## Problem
Report the count of lines that carry the string "range", and add nothing.

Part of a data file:
= = = = = = =

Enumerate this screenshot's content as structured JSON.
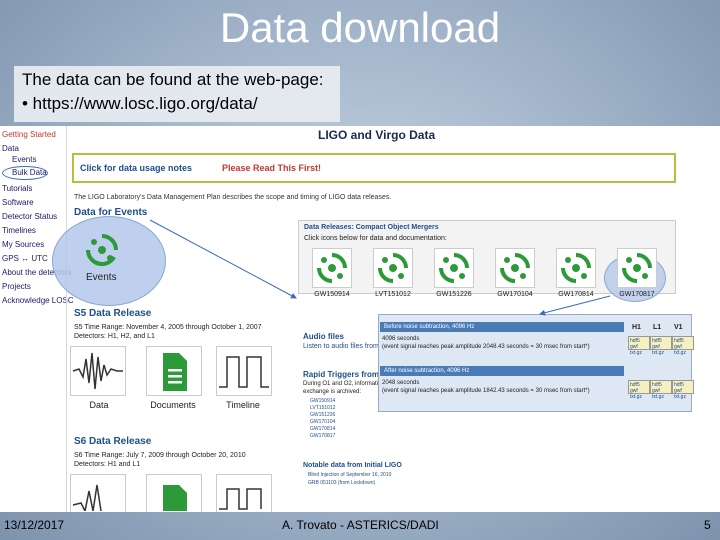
{
  "slide": {
    "title": "Data download",
    "intro": "The data can be found at the web-page:",
    "bullet": "•  https://www.losc.ligo.org/data/"
  },
  "sidebar": {
    "items": [
      "Getting Started",
      "Data",
      "Events",
      "Bulk Data",
      "Tutorials",
      "Software",
      "Detector Status",
      "Timelines",
      "My Sources",
      "GPS ↔ UTC",
      "About the detectors",
      "Projects",
      "Acknowledge LOSC"
    ]
  },
  "page": {
    "heading": "LIGO and Virgo Data",
    "notes_left": "Click for data usage notes",
    "notes_right": "Please Read This First!",
    "dmp_line": "The LIGO Laboratory's Data Management Plan describes the scope and timing of LIGO data releases.",
    "events_heading": "Data for Events",
    "events_label": "Events",
    "s5": {
      "heading": "S5 Data Release",
      "range": "S5 Time Range: November 4, 2005 through October 1, 2007",
      "detectors": "Detectors: H1, H2, and L1",
      "thumbs": [
        "Data",
        "Documents",
        "Timeline"
      ]
    },
    "s6": {
      "heading": "S6 Data Release",
      "range": "S6 Time Range: July 7, 2009 through October 20, 2010",
      "detectors": "Detectors: H1 and L1"
    },
    "mergers": {
      "heading": "Data Releases: Compact Object Mergers",
      "sub": "Click icons below for data and documentation:",
      "events": [
        "GW150914",
        "LVT151012",
        "GW151226",
        "GW170104",
        "GW170814",
        "GW170817"
      ]
    },
    "audio": {
      "heading": "Audio files",
      "link": "Listen to audio files from L"
    },
    "rapid": {
      "heading": "Rapid Triggers from",
      "text1": "During O1 and O2, information",
      "text2": "exchange is archived:",
      "list": [
        "GW150914",
        "LVT151012",
        "GW151226",
        "GW170104",
        "GW170814",
        "GW170817"
      ]
    },
    "notable": {
      "heading": "Notable data from Initial LIGO",
      "item1": "Blind Injection of September 16, 2010",
      "item2": "GRB 051103 (from Lockdown)"
    },
    "noise": {
      "head1": "Before noise subtraction, 4096 Hz",
      "line1a": "4096 seconds",
      "line1b": "(event signal reaches peak amplitude 2048.43 seconds = 30 msec from start*)",
      "head2": "After noise subtraction, 4096 Hz",
      "line2a": "2048 seconds",
      "line2b": "(event signal reaches peak amplitude 1842.43 seconds = 30 msec from start*)",
      "cols": [
        "H1",
        "L1",
        "V1"
      ],
      "cells1": [
        "hdf5 gwf txt.gz",
        "hdf5 gwf txt.gz",
        "hdf5 gwf txt.gz"
      ],
      "cells2": [
        "hdf5 gwf txt.gz",
        "hdf5 gwf txt.gz",
        "hdf5 gwf txt.gz"
      ]
    }
  },
  "footer": {
    "date": "13/12/2017",
    "author": "A. Trovato - ASTERICS/DADI",
    "page": "5"
  },
  "colors": {
    "accent_blue": "#1f4e8a",
    "warning_red": "#c0392b",
    "logo_green": "#2d9a3a"
  }
}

= = = = = = =

## Answer below
2